*Do this*: An exact reproduction of the records is required, with all images left out.

* begin Data shown *

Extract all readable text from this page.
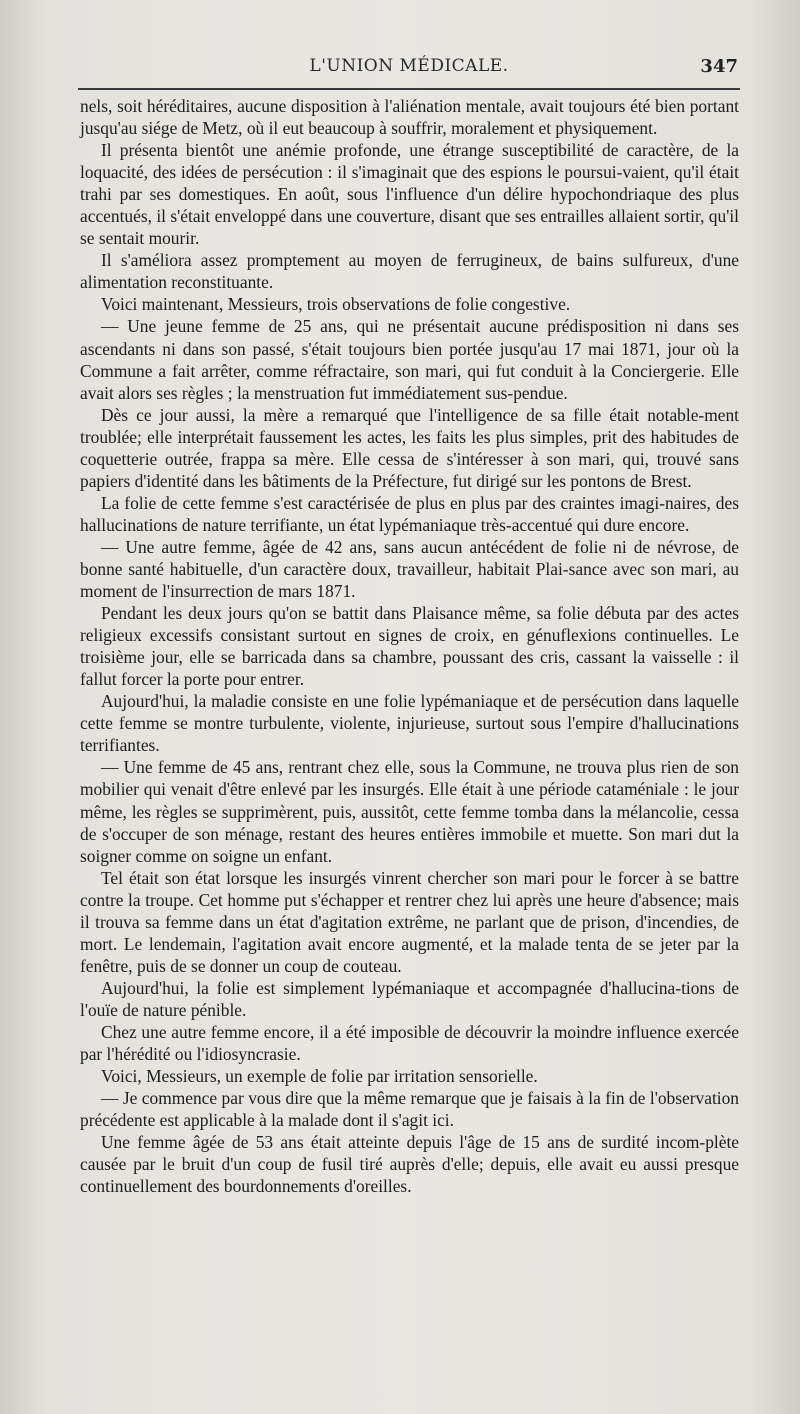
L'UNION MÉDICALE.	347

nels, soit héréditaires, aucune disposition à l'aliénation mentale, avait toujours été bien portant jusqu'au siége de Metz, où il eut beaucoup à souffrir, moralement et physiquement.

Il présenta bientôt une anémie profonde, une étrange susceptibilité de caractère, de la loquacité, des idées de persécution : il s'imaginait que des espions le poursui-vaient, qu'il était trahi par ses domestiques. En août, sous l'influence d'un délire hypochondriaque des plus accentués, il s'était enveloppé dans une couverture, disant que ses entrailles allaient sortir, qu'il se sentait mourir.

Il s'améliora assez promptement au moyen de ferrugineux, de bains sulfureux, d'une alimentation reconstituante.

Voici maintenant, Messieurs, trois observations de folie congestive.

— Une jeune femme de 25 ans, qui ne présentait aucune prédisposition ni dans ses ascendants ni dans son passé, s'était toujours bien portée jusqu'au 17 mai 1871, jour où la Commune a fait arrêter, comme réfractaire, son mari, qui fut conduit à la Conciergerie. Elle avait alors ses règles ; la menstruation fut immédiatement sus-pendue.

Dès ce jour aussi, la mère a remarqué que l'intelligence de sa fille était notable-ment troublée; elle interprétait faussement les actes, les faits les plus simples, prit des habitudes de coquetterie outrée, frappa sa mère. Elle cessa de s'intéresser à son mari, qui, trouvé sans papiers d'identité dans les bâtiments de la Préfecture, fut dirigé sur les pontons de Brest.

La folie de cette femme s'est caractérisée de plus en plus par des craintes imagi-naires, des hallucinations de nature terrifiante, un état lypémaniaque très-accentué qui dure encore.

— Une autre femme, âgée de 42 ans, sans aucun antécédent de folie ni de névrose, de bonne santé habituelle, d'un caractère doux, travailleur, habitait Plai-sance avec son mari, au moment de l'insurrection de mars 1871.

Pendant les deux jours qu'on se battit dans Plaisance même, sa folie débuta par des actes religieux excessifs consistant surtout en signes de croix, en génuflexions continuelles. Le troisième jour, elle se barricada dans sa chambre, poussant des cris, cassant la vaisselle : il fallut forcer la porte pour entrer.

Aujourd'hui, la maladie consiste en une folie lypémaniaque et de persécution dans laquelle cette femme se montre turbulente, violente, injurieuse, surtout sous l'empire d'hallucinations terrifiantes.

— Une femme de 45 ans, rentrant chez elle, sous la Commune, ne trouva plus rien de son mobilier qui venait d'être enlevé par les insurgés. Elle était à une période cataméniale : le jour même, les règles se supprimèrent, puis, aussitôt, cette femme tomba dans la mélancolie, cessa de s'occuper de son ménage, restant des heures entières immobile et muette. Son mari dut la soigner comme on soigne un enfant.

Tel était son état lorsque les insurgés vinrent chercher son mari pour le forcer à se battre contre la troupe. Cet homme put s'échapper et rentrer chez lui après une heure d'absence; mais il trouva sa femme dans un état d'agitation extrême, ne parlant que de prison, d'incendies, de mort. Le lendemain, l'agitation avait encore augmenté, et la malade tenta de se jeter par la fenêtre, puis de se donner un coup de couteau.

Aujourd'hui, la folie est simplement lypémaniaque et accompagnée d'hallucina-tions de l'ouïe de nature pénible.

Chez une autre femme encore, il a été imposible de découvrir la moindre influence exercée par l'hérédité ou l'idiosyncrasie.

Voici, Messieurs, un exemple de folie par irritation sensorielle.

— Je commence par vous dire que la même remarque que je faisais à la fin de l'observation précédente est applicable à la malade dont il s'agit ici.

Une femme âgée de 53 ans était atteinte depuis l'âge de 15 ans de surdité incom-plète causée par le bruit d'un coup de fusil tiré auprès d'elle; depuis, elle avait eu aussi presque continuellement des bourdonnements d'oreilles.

* end Data shown *

*Solution for this exercise*:
Extract all readable text from this page.
L'UNION MÉDICALE.	347

nels, soit héréditaires, aucune disposition à l'aliénation mentale, avait toujours été bien portant jusqu'au siége de Metz, où il eut beaucoup à souffrir, moralement et physiquement.

Il présenta bientôt une anémie profonde, une étrange susceptibilité de caractère, de la loquacité, des idées de persécution : il s'imaginait que des espions le poursui-vaient, qu'il était trahi par ses domestiques. En août, sous l'influence d'un délire hypochondriaque des plus accentués, il s'était enveloppé dans une couverture, disant que ses entrailles allaient sortir, qu'il se sentait mourir.

Il s'améliora assez promptement au moyen de ferrugineux, de bains sulfureux, d'une alimentation reconstituante.

Voici maintenant, Messieurs, trois observations de folie congestive.

— Une jeune femme de 25 ans, qui ne présentait aucune prédisposition ni dans ses ascendants ni dans son passé, s'était toujours bien portée jusqu'au 17 mai 1871, jour où la Commune a fait arrêter, comme réfractaire, son mari, qui fut conduit à la Conciergerie. Elle avait alors ses règles ; la menstruation fut immédiatement sus-pendue.

Dès ce jour aussi, la mère a remarqué que l'intelligence de sa fille était notable-ment troublée; elle interprétait faussement les actes, les faits les plus simples, prit des habitudes de coquetterie outrée, frappa sa mère. Elle cessa de s'intéresser à son mari, qui, trouvé sans papiers d'identité dans les bâtiments de la Préfecture, fut dirigé sur les pontons de Brest.

La folie de cette femme s'est caractérisée de plus en plus par des craintes imagi-naires, des hallucinations de nature terrifiante, un état lypémaniaque très-accentué qui dure encore.

— Une autre femme, âgée de 42 ans, sans aucun antécédent de folie ni de névrose, de bonne santé habituelle, d'un caractère doux, travailleur, habitait Plai-sance avec son mari, au moment de l'insurrection de mars 1871.

Pendant les deux jours qu'on se battit dans Plaisance même, sa folie débuta par des actes religieux excessifs consistant surtout en signes de croix, en génuflexions continuelles. Le troisième jour, elle se barricada dans sa chambre, poussant des cris, cassant la vaisselle : il fallut forcer la porte pour entrer.

Aujourd'hui, la maladie consiste en une folie lypémaniaque et de persécution dans laquelle cette femme se montre turbulente, violente, injurieuse, surtout sous l'empire d'hallucinations terrifiantes.

— Une femme de 45 ans, rentrant chez elle, sous la Commune, ne trouva plus rien de son mobilier qui venait d'être enlevé par les insurgés. Elle était à une période cataméniale : le jour même, les règles se supprimèrent, puis, aussitôt, cette femme tomba dans la mélancolie, cessa de s'occuper de son ménage, restant des heures entières immobile et muette. Son mari dut la soigner comme on soigne un enfant.

Tel était son état lorsque les insurgés vinrent chercher son mari pour le forcer à se battre contre la troupe. Cet homme put s'échapper et rentrer chez lui après une heure d'absence; mais il trouva sa femme dans un état d'agitation extrême, ne parlant que de prison, d'incendies, de mort. Le lendemain, l'agitation avait encore augmenté, et la malade tenta de se jeter par la fenêtre, puis de se donner un coup de couteau.

Aujourd'hui, la folie est simplement lypémaniaque et accompagnée d'hallucina-tions de l'ouïe de nature pénible.

Chez une autre femme encore, il a été imposible de découvrir la moindre influence exercée par l'hérédité ou l'idiosyncrasie.

Voici, Messieurs, un exemple de folie par irritation sensorielle.

— Je commence par vous dire que la même remarque que je faisais à la fin de l'observation précédente est applicable à la malade dont il s'agit ici.

Une femme âgée de 53 ans était atteinte depuis l'âge de 15 ans de surdité incom-plète causée par le bruit d'un coup de fusil tiré auprès d'elle; depuis, elle avait eu aussi presque continuellement des bourdonnements d'oreilles.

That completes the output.